[START OF MATERIAL FOR THIS EXERCISE]
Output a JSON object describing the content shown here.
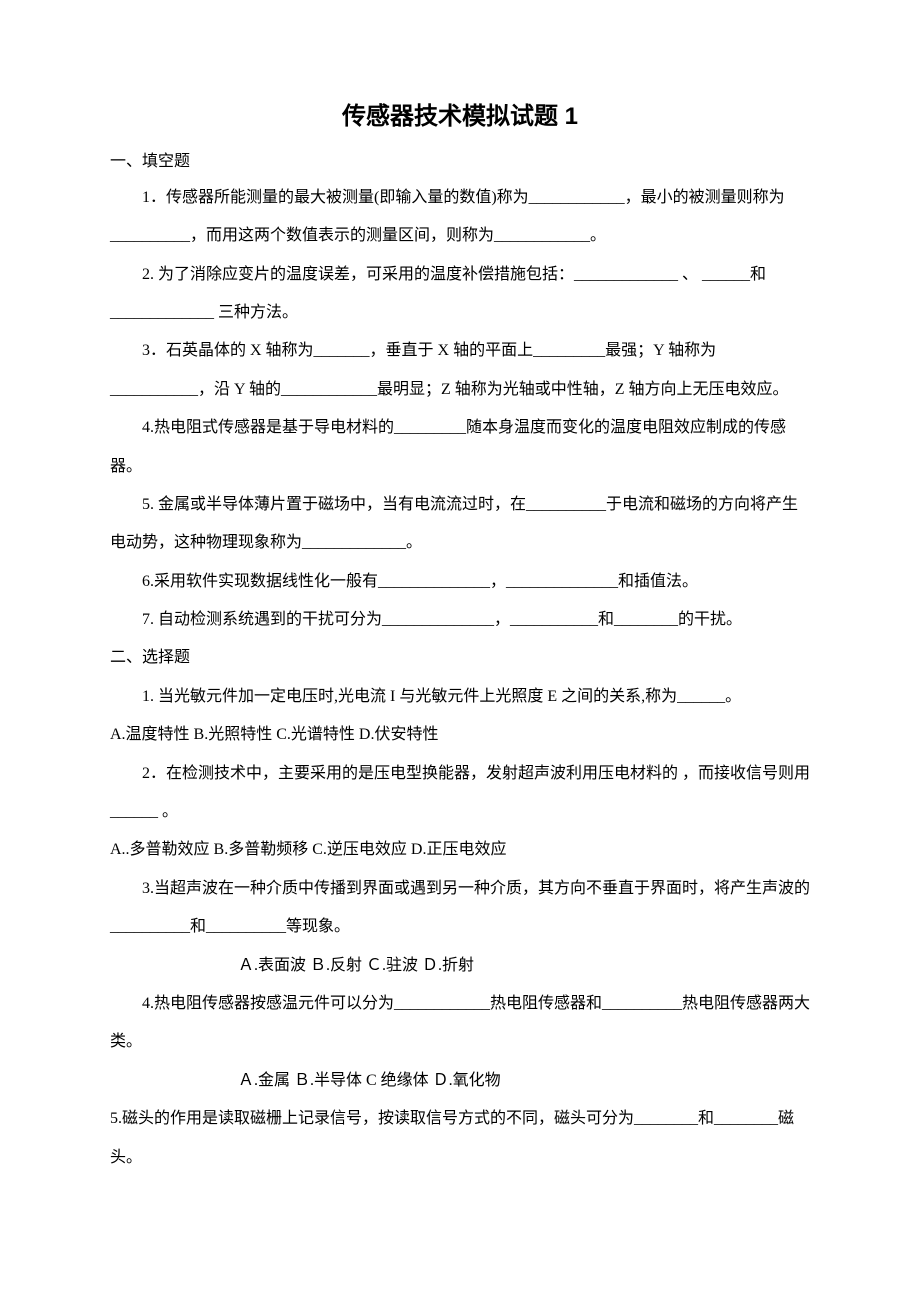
{
  "title": "传感器技术模拟试题 1",
  "sec1_head": "一、填空题",
  "q1_1": "1．传感器所能测量的最大被测量(即输入量的数值)称为____________，最小的被测量则称为__________，而用这两个数值表示的测量区间，则称为____________。",
  "q1_2": "2. 为了消除应变片的温度误差，可采用的温度补偿措施包括：_____________ 、 ______和_____________ 三种方法。",
  "q1_3": "3．石英晶体的 X 轴称为_______，垂直于 X 轴的平面上_________最强；Y 轴称为___________，沿 Y 轴的____________最明显；Z 轴称为光轴或中性轴，Z 轴方向上无压电效应。",
  "q1_4": "4.热电阻式传感器是基于导电材料的_________随本身温度而变化的温度电阻效应制成的传感器。",
  "q1_5": "5. 金属或半导体薄片置于磁场中，当有电流流过时，在__________于电流和磁场的方向将产生电动势，这种物理现象称为_____________。",
  "q1_6": "6.采用软件实现数据线性化一般有______________，______________和插值法。",
  "q1_7": "7. 自动检测系统遇到的干扰可分为______________，___________和________的干扰。",
  "sec2_head": "二、选择题",
  "q2_1": "1. 当光敏元件加一定电压时,光电流 I 与光敏元件上光照度 E 之间的关系,称为______。",
  "q2_1_opts": "A.温度特性   B.光照特性   C.光谱特性   D.伏安特性",
  "q2_2": "2．在检测技术中，主要采用的是压电型换能器，发射超声波利用压电材料的       ，而接收信号则用______ 。",
  "q2_2_opts": "A..多普勒效应   B.多普勒频移   C.逆压电效应   D.正压电效应",
  "q2_3": "3.当超声波在一种介质中传播到界面或遇到另一种介质，其方向不垂直于界面时，将产生声波的__________和__________等现象。",
  "q2_3_opts": "Ａ.表面波      Ｂ.反射     Ｃ.驻波     Ｄ.折射",
  "q2_4": "4.热电阻传感器按感温元件可以分为____________热电阻传感器和__________热电阻传感器两大类。",
  "q2_4_opts": "Ａ.金属         Ｂ.半导体       C 绝缘体       Ｄ.氧化物",
  "q2_5": "5.磁头的作用是读取磁栅上记录信号，按读取信号方式的不同，磁头可分为________和________磁头。"
}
[END OF MATERIAL FOR THIS EXERCISE]
**EXERCISE DESCRIPTION:**
Can the entries above be repeated exactly, without their pictures?

**WORKED ANSWER:**
Output a JSON object describing the content shown here.
{
  "title": "传感器技术模拟试题 1",
  "sec1_head": "一、填空题",
  "q1_1": "1．传感器所能测量的最大被测量(即输入量的数值)称为____________，最小的被测量则称为__________，而用这两个数值表示的测量区间，则称为____________。",
  "q1_2": "2. 为了消除应变片的温度误差，可采用的温度补偿措施包括：_____________ 、 ______和_____________ 三种方法。",
  "q1_3": "3．石英晶体的 X 轴称为_______，垂直于 X 轴的平面上_________最强；Y 轴称为___________，沿 Y 轴的____________最明显；Z 轴称为光轴或中性轴，Z 轴方向上无压电效应。",
  "q1_4": "4.热电阻式传感器是基于导电材料的_________随本身温度而变化的温度电阻效应制成的传感器。",
  "q1_5": "5. 金属或半导体薄片置于磁场中，当有电流流过时，在__________于电流和磁场的方向将产生电动势，这种物理现象称为_____________。",
  "q1_6": "6.采用软件实现数据线性化一般有______________，______________和插值法。",
  "q1_7": "7. 自动检测系统遇到的干扰可分为______________，___________和________的干扰。",
  "sec2_head": "二、选择题",
  "q2_1": "1. 当光敏元件加一定电压时,光电流 I 与光敏元件上光照度 E 之间的关系,称为______。",
  "q2_1_opts": "A.温度特性   B.光照特性   C.光谱特性   D.伏安特性",
  "q2_2": "2．在检测技术中，主要采用的是压电型换能器，发射超声波利用压电材料的       ，而接收信号则用______ 。",
  "q2_2_opts": "A..多普勒效应   B.多普勒频移   C.逆压电效应   D.正压电效应",
  "q2_3": "3.当超声波在一种介质中传播到界面或遇到另一种介质，其方向不垂直于界面时，将产生声波的__________和__________等现象。",
  "q2_3_opts": "Ａ.表面波      Ｂ.反射     Ｃ.驻波     Ｄ.折射",
  "q2_4": "4.热电阻传感器按感温元件可以分为____________热电阻传感器和__________热电阻传感器两大类。",
  "q2_4_opts": "Ａ.金属         Ｂ.半导体       C 绝缘体       Ｄ.氧化物",
  "q2_5": "5.磁头的作用是读取磁栅上记录信号，按读取信号方式的不同，磁头可分为________和________磁头。"
}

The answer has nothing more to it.